[Records to process]
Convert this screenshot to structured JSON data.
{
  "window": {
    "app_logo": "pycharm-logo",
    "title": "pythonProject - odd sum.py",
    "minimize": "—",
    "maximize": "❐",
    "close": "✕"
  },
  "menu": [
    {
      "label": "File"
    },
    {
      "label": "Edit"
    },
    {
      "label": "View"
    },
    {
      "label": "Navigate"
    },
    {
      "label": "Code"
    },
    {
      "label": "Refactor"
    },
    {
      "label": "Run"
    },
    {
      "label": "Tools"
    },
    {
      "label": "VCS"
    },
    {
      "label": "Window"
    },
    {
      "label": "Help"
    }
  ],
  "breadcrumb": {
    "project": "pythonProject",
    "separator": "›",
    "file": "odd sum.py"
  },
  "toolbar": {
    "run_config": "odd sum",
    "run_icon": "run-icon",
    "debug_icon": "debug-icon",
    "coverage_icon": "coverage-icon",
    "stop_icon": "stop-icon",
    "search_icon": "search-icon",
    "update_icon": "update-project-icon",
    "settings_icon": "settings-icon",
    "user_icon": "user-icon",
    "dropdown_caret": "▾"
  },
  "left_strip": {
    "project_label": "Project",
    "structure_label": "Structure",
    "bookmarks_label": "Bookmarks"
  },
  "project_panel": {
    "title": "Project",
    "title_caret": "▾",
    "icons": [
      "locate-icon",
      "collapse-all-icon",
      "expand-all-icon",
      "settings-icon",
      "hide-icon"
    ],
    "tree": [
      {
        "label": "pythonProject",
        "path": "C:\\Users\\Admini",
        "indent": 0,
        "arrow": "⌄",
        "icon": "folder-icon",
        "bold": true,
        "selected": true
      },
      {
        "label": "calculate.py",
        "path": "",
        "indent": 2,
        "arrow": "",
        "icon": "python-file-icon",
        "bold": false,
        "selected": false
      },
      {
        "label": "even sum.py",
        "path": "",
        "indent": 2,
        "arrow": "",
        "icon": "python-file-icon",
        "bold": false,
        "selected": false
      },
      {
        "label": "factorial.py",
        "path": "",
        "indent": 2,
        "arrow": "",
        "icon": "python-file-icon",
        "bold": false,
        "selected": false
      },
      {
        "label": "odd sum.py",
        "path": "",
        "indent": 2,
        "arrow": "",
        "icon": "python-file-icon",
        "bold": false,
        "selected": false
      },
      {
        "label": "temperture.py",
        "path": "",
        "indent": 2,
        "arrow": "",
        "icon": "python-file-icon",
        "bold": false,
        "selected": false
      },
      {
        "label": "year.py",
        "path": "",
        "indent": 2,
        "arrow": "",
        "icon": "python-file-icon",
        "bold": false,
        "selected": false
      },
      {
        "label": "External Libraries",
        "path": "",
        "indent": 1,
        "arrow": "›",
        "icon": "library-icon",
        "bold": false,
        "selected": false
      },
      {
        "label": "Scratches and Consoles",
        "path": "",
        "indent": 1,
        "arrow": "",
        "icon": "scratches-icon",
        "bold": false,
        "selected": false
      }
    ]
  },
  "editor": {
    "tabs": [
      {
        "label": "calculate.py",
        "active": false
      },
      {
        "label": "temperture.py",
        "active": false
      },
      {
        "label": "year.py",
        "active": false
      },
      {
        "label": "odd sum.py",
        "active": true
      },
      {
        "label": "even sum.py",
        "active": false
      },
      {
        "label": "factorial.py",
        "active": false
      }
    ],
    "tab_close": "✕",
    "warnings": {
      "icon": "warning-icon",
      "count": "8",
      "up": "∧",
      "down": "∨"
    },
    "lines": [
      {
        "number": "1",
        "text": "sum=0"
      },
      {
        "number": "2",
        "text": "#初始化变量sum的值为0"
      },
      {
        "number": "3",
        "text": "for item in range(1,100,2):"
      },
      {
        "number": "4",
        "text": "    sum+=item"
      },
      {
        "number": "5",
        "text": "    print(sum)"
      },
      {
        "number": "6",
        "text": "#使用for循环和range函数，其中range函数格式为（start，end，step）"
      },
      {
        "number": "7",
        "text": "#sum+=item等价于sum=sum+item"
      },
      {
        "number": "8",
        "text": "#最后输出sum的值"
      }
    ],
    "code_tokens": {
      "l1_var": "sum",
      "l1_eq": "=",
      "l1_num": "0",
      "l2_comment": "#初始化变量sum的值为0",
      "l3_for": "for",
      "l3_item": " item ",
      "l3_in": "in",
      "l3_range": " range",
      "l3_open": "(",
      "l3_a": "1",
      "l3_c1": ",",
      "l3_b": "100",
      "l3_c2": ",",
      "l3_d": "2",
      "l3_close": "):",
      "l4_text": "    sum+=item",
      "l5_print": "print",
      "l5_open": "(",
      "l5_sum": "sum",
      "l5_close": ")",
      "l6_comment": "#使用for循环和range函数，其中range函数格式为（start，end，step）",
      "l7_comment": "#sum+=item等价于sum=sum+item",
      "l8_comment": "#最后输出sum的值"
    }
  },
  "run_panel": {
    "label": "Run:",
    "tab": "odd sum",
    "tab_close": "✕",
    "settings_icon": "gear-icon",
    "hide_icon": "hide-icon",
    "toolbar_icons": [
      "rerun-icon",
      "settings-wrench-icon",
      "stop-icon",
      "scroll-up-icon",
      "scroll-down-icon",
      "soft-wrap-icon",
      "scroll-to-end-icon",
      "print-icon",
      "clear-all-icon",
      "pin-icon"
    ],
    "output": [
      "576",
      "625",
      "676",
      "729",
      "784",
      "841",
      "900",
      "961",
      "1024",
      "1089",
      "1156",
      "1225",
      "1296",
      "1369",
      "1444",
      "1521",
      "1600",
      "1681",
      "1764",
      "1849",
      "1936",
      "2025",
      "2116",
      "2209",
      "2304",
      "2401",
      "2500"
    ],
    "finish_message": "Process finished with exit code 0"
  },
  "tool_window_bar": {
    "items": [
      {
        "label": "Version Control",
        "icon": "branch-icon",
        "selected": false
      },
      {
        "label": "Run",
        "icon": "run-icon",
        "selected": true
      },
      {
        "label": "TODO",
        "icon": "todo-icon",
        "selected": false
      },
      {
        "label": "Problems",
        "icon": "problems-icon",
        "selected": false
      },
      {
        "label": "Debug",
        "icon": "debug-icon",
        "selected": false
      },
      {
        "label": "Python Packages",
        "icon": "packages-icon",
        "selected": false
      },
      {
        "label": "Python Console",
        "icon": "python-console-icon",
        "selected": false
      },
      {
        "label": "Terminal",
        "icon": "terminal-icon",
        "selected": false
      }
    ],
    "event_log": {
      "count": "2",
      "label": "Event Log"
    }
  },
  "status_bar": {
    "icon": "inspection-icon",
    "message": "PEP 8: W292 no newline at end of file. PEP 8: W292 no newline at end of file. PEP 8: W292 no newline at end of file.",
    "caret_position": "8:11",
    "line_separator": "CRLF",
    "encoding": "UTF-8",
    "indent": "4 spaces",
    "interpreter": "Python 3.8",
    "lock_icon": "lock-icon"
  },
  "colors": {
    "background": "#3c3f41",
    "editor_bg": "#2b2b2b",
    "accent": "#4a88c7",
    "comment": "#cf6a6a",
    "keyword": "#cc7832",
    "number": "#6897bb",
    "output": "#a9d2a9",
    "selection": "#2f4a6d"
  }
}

[Work to complete] From the records, copy every line that has the string "start" in it.

[Solution for this task]
        "text": "#使用for循环和range函数，其中range函数格式为（start，end，step）"
      "l6_comment": "#使用for循环和range函数，其中range函数格式为（start，end，step）",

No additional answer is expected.